**EXERCISE AIM**
Look through the material below for "Favoriten". Copy every line that contains it.

··· RECORDS PROVIDED ···

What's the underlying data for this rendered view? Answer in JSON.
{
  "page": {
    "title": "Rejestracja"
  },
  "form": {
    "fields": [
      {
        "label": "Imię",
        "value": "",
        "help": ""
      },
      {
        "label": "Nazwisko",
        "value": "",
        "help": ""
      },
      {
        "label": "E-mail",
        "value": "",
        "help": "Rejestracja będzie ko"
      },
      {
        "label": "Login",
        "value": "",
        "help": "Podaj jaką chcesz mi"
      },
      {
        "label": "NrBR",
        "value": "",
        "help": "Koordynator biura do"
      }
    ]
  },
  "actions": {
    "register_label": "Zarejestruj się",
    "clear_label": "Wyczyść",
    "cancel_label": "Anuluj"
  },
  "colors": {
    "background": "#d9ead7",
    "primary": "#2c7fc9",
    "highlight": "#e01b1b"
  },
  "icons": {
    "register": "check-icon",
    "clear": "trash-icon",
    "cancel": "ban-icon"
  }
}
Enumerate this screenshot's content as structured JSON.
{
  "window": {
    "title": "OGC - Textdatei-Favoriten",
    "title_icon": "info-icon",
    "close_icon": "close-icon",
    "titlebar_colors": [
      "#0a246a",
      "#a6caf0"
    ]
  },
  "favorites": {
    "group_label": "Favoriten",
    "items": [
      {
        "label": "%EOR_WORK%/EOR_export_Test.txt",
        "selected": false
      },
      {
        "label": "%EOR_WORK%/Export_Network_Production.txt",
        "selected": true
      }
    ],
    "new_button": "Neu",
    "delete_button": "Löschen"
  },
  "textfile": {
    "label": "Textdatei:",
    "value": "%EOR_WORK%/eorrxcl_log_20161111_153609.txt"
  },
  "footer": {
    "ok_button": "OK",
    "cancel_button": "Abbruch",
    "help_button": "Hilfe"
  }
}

···

**ANSWER TO THE EXERCISE**
    "title": "OGC - Textdatei-Favoriten",
    "group_label": "Favoriten",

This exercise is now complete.